> _TASK DIRECTIONS_
Transcribe each record exactly. Include every one.

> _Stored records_
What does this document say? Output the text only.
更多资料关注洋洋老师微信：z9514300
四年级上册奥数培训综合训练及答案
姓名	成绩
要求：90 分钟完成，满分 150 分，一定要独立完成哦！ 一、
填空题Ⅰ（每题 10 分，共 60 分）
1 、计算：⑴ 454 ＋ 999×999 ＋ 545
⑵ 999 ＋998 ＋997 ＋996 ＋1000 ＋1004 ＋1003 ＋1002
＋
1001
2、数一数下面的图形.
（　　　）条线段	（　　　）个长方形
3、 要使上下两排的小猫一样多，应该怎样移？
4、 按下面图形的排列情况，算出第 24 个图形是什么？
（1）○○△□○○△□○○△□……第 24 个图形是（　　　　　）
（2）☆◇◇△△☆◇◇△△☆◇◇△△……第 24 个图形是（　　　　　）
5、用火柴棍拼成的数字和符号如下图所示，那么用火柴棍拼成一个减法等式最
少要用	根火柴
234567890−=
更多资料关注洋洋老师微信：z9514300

> _ANSWER TO THIS EXERCISE_
What does this document say? Output the text only.
更多资料关注洋洋老师微信：z9514300
四年级上册奥数培训综合训练及答案
姓名	成绩
要求：90 分钟完成，满分 150 分，一定要独立完成哦！ 一、
填空题Ⅰ（每题 10 分，共 60 分）
1 、计算：⑴ 454 ＋ 999×999 ＋ 545
⑵ 999 ＋998 ＋997 ＋996 ＋1000 ＋1004 ＋1003 ＋1002
＋
1001
2、数一数下面的图形.
（　　　）条线段	（　　　）个长方形
3、 要使上下两排的小猫一样多，应该怎样移？
4、 按下面图形的排列情况，算出第 24 个图形是什么？
（1）○○△□○○△□○○△□……第 24 个图形是（　　　　　）
（2）☆◇◇△△☆◇◇△△☆◇◇△△……第 24 个图形是（　　　　　）
5、用火柴棍拼成的数字和符号如下图所示，那么用火柴棍拼成一个减法等式最
少要用	根火柴
234567890−=
更多资料关注洋洋老师微信：z9514300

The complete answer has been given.